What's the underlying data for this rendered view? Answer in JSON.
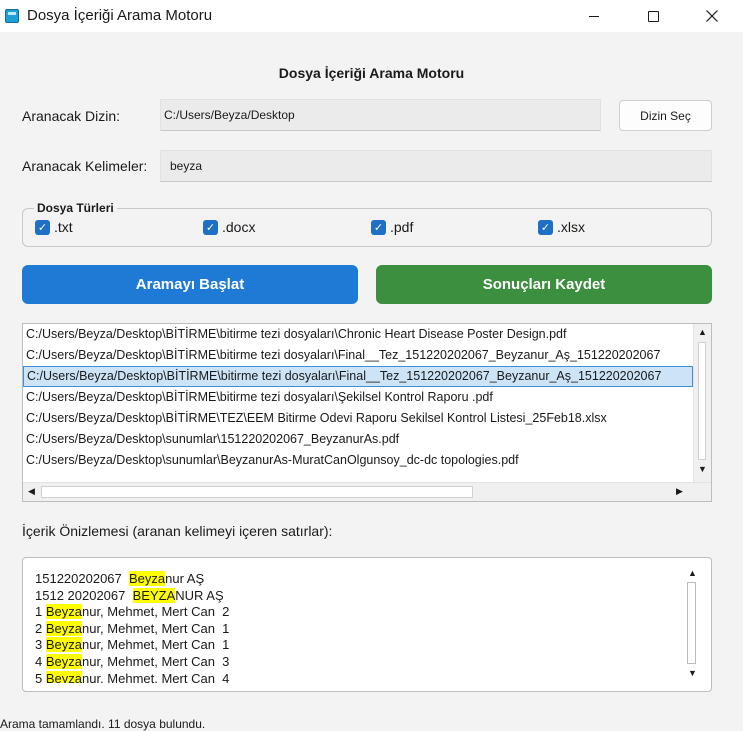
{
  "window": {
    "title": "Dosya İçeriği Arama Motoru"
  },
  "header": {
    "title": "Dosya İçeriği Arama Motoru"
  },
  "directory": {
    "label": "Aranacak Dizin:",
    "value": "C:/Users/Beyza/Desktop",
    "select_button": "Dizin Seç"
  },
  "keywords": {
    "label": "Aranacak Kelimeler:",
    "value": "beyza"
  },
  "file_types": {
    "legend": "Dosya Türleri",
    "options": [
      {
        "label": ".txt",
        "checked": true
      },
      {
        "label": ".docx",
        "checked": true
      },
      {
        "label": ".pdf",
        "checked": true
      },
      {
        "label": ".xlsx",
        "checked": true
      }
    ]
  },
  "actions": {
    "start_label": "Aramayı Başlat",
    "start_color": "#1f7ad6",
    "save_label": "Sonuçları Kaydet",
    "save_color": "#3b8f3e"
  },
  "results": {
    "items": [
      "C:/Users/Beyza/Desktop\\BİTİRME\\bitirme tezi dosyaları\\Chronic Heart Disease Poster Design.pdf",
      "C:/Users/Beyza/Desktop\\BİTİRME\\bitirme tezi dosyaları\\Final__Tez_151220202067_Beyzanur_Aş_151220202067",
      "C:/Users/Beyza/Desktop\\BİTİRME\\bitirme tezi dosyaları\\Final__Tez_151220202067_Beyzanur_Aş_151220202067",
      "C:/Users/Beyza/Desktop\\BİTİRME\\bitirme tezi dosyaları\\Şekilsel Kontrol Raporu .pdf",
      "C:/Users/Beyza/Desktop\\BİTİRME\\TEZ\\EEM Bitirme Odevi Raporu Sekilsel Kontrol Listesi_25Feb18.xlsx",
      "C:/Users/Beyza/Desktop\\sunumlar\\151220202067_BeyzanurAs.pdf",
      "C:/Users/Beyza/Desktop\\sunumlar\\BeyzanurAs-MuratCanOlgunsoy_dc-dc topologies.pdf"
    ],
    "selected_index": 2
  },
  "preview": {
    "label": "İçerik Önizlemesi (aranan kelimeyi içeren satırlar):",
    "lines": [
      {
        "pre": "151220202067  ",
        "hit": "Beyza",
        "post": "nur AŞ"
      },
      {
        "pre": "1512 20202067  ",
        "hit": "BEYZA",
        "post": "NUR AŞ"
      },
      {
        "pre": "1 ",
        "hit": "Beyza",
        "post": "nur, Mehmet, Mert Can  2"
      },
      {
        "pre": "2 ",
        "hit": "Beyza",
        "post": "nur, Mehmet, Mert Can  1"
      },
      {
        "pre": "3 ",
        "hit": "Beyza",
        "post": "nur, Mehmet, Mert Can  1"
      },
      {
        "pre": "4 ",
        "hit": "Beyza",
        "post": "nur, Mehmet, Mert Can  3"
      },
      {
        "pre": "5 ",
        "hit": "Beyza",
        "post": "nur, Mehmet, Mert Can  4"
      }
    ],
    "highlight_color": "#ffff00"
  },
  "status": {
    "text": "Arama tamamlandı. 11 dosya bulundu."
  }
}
##############################
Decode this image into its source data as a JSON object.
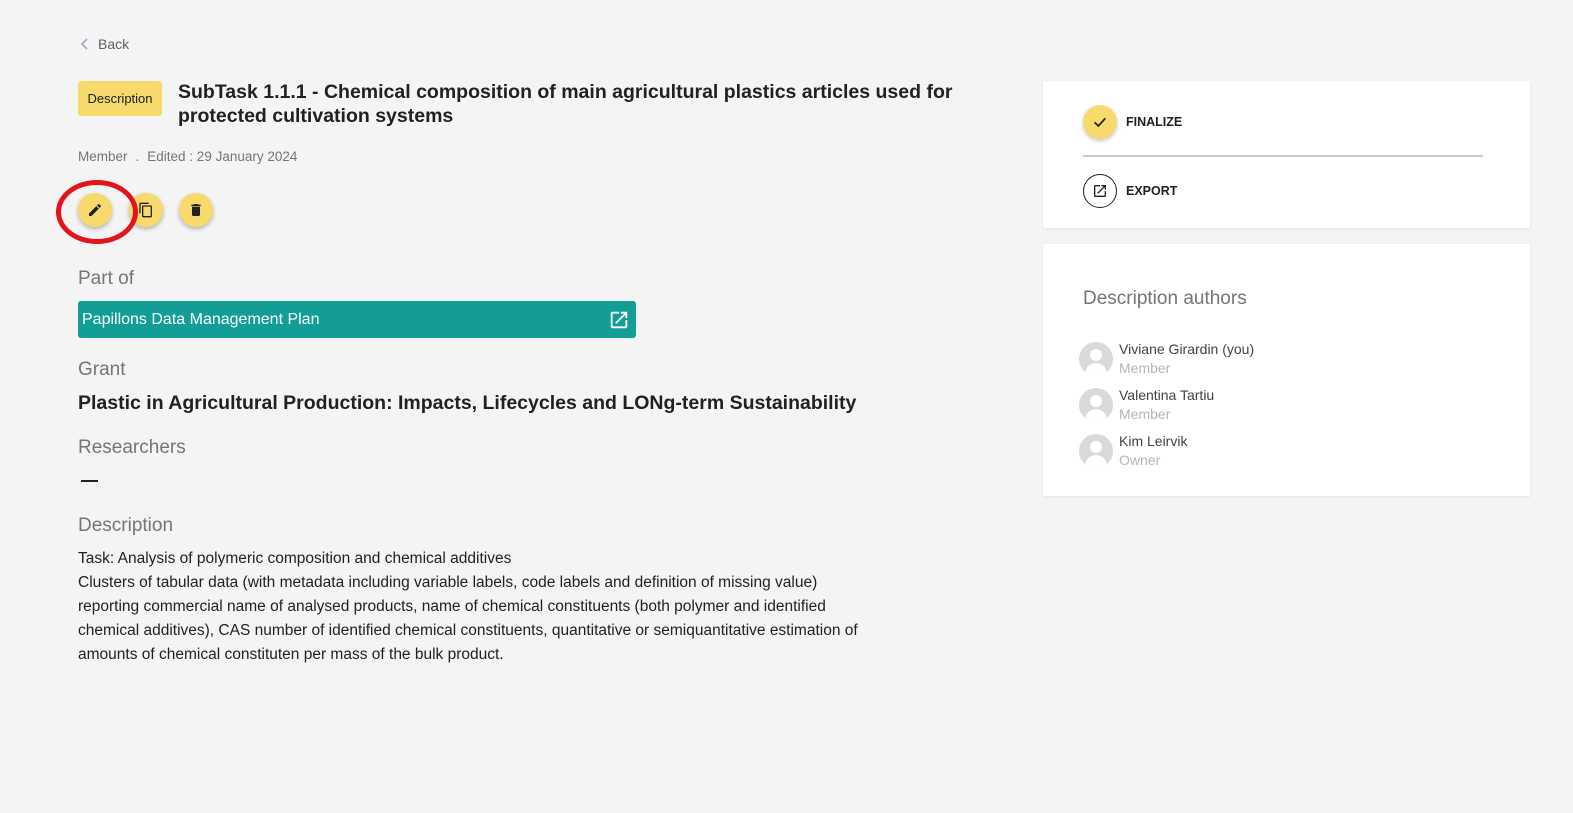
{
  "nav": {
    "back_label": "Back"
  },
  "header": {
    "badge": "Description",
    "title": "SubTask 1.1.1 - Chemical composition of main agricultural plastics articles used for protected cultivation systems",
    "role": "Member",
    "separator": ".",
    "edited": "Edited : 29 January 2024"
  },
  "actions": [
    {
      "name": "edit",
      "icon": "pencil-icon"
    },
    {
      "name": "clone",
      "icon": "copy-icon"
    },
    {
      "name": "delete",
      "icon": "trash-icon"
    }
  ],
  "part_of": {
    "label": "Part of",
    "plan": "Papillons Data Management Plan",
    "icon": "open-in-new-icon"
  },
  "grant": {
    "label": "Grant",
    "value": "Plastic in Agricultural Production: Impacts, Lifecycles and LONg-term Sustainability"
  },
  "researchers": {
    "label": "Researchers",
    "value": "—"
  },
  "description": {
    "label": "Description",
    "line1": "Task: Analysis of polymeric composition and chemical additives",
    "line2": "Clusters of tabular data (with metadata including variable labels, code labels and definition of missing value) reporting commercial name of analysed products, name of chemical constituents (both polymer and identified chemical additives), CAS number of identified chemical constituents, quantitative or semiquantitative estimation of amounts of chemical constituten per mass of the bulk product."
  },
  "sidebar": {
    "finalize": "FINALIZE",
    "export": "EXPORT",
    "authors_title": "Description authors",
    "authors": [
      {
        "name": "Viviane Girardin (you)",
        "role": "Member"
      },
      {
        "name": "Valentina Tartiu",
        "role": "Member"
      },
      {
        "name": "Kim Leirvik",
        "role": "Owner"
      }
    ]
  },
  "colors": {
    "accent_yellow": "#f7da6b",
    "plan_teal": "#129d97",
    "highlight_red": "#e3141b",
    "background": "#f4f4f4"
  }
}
##############################
- **WHAT YOU HAVE TO DO**
Provide only the number of lines in the entries that hold the word "value".

- **ANSWER TO THIS EXERCISE**
5